Extracted data entries:

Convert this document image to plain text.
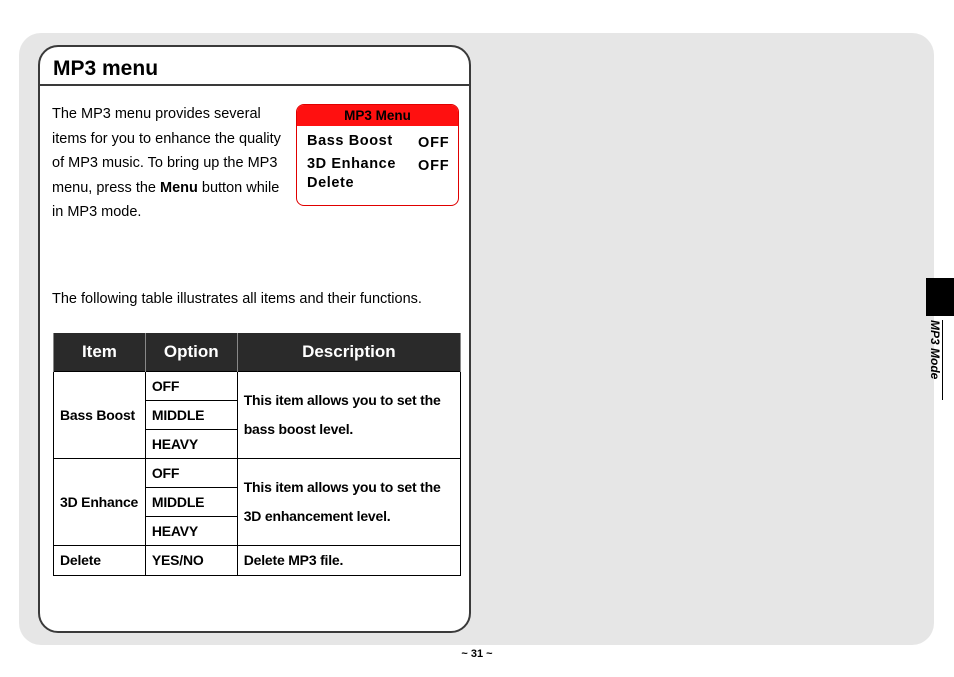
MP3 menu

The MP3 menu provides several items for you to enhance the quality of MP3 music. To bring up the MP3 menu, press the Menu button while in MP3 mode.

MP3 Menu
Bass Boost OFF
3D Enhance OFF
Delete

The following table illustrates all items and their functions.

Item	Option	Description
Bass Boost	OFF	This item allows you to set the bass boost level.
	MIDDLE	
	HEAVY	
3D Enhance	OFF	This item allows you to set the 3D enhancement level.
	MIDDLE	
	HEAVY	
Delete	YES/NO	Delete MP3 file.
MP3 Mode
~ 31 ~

Exercise details:
All the lines above are to be given again exactly as they read, with the pictures removed.

Exercise answer:
Convert this document image to plain text.
MP3 menu

The MP3 menu provides several items for you to enhance the quality of MP3 music. To bring up the MP3 menu, press the Menu button while in MP3 mode.

MP3 Menu
Bass Boost OFF
3D Enhance OFF
Delete

The following table illustrates all items and their functions.

Item	Option	Description
Bass Boost	OFF	This item allows you to set the bass boost level.
	MIDDLE	
	HEAVY	
3D Enhance	OFF	This item allows you to set the 3D enhancement level.
	MIDDLE	
	HEAVY	
Delete	YES/NO	Delete MP3 file.
MP3 Mode
~ 31 ~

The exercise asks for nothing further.